* _Directions for this task_:
Copy out all lines that carry the word "JSON".

-- begin Exercise materials --

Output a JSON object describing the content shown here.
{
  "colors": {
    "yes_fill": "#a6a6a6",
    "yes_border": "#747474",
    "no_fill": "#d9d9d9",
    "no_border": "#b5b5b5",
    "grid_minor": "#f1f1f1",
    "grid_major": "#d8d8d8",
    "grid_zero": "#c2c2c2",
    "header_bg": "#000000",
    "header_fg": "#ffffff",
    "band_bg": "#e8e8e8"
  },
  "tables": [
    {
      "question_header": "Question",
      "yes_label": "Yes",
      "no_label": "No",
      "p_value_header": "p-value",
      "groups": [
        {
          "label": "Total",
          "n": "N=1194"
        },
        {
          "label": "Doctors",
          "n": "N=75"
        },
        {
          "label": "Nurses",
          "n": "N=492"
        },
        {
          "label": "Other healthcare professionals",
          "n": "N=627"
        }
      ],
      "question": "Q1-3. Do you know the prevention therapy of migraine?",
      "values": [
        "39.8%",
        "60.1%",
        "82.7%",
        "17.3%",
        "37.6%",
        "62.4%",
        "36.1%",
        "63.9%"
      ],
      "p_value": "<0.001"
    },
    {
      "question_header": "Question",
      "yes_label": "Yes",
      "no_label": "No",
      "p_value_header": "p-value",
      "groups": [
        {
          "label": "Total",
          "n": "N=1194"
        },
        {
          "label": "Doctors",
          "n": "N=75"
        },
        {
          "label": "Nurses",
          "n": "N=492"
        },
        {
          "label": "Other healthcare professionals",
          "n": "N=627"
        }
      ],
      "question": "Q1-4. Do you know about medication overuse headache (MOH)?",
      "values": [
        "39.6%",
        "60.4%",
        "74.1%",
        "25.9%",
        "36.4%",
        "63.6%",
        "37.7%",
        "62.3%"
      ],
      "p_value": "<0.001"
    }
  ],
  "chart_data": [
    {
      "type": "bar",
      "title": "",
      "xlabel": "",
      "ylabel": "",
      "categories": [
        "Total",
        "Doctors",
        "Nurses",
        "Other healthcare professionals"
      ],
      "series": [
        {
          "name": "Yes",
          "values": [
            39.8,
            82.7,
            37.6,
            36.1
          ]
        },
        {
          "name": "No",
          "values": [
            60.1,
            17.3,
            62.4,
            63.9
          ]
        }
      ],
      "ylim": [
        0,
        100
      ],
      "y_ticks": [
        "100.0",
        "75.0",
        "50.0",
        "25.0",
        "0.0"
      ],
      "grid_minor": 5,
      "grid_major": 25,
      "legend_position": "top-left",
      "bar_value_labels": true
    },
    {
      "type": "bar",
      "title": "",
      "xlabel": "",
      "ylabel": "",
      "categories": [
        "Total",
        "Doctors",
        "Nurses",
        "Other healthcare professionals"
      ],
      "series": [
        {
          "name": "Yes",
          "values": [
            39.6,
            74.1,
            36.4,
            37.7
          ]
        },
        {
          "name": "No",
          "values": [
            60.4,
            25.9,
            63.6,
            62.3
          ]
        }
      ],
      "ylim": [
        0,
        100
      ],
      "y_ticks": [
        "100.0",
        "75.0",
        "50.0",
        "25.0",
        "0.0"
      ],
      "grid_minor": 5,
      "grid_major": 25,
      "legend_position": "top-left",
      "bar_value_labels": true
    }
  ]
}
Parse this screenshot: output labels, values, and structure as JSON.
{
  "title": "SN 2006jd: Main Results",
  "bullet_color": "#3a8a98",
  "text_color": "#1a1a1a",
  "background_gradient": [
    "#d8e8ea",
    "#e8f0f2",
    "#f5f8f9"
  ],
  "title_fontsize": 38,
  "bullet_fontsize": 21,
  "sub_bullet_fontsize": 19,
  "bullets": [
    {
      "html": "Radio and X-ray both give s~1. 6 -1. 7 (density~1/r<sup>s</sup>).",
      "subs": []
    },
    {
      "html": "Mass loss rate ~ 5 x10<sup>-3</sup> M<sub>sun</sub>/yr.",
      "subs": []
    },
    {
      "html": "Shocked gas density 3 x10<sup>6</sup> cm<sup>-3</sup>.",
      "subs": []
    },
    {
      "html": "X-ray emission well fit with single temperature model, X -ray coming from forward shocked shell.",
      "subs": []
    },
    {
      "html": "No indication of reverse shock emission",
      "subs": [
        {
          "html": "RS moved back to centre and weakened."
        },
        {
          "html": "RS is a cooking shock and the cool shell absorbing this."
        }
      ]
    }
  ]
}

-- end Exercise materials --

* _Output of the task_:
Output a JSON object describing the content shown here.
Parse this screenshot: output labels, values, and structure as JSON.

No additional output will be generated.